>> START EXERCISE MATERIALS

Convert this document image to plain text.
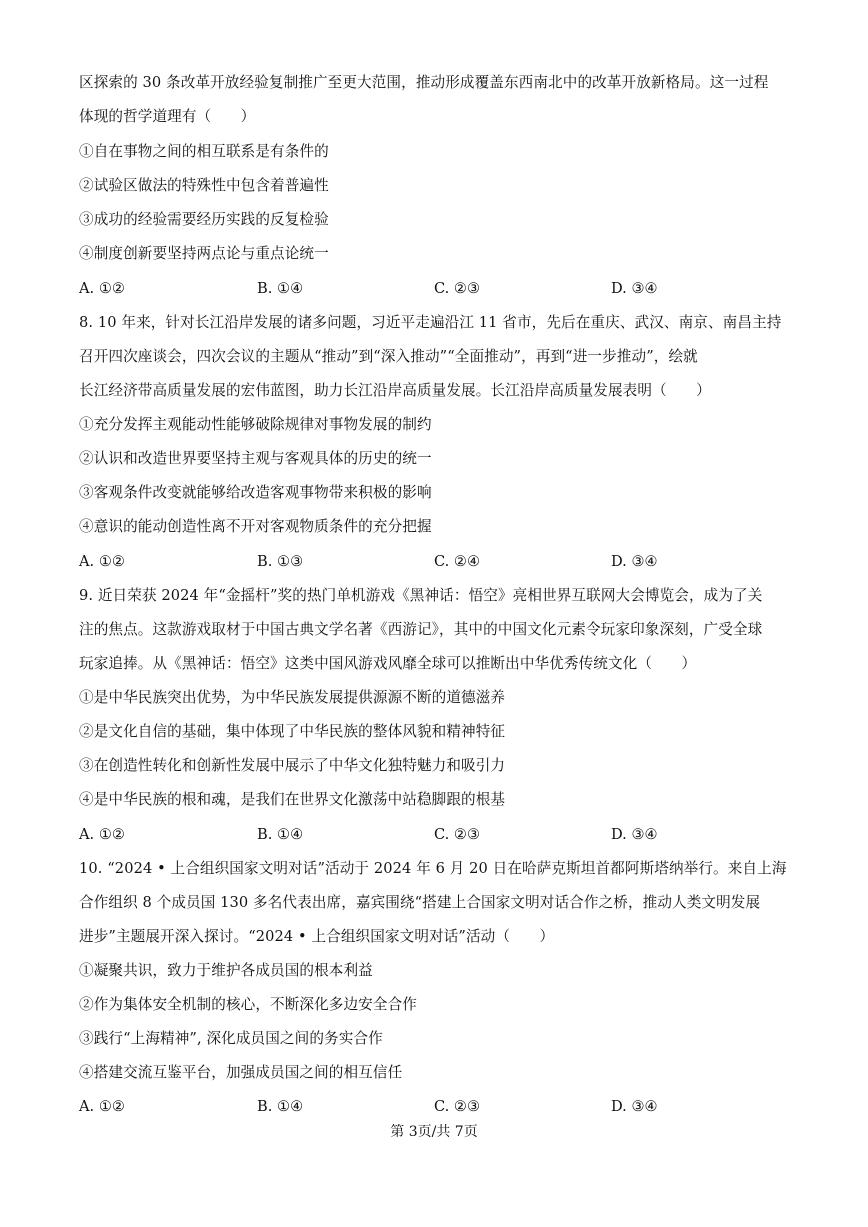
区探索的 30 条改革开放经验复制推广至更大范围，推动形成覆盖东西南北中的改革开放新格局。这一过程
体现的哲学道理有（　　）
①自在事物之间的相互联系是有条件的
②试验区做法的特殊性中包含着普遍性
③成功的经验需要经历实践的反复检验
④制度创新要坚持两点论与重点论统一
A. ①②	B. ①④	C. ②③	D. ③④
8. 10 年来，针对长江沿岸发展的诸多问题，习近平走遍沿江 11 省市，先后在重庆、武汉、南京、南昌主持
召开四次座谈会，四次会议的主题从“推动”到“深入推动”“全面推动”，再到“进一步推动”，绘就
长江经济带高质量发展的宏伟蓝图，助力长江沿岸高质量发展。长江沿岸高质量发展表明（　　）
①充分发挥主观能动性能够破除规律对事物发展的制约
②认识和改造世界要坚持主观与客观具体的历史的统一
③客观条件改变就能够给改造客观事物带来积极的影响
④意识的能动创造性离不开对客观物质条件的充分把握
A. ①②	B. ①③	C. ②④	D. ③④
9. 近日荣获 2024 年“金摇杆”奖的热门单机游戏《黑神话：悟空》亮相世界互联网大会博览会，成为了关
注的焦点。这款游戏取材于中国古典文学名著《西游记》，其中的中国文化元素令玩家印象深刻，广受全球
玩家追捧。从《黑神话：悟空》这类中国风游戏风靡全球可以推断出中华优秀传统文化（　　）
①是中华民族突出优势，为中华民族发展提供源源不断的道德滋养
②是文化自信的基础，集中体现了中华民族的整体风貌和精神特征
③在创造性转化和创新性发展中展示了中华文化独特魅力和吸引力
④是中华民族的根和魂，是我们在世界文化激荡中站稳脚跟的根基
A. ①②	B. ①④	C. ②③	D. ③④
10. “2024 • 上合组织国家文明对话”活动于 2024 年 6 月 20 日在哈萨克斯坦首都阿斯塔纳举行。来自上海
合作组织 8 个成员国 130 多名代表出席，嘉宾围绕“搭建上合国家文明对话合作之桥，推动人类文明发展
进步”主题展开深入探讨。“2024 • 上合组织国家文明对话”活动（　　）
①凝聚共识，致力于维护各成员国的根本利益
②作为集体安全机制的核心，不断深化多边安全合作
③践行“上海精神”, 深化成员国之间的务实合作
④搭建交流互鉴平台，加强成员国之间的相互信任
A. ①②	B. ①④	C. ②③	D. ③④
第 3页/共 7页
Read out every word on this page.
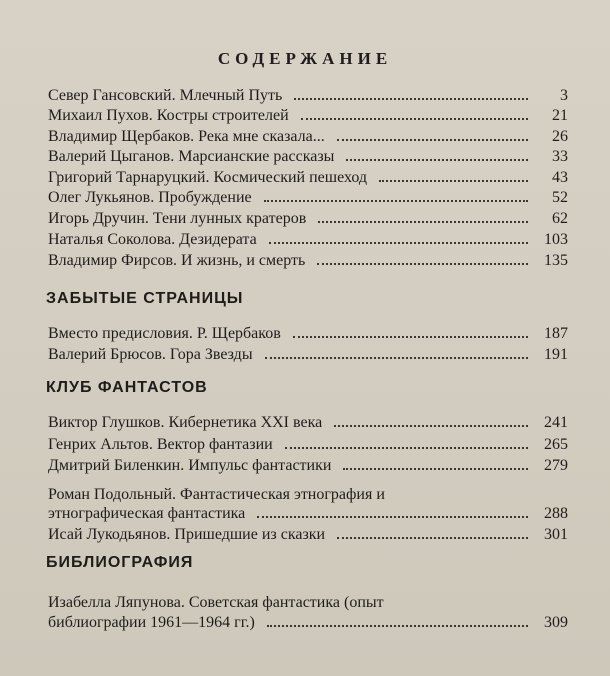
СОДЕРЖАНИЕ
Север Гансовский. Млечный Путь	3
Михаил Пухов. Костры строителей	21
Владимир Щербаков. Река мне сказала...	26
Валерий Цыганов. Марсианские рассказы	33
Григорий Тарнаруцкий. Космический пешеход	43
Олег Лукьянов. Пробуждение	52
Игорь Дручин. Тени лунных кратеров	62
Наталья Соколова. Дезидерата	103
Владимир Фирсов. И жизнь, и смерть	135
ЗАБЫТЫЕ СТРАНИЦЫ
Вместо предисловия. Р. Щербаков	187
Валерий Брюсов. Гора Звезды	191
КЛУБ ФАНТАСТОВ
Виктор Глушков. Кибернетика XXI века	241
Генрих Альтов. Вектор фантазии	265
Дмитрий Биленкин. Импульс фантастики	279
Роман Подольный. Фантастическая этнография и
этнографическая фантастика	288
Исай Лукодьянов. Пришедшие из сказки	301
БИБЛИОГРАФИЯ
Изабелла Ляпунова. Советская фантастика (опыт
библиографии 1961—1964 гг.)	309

>> END EXERCISE MATERIALS

◆ **SHORT PROBLEM**: Look through the entries and return every line where "фантастика" appears.

◆ **PROBLEM SOLUTION**:
этнографическая фантастика	288
Изабелла Ляпунова. Советская фантастика (опыт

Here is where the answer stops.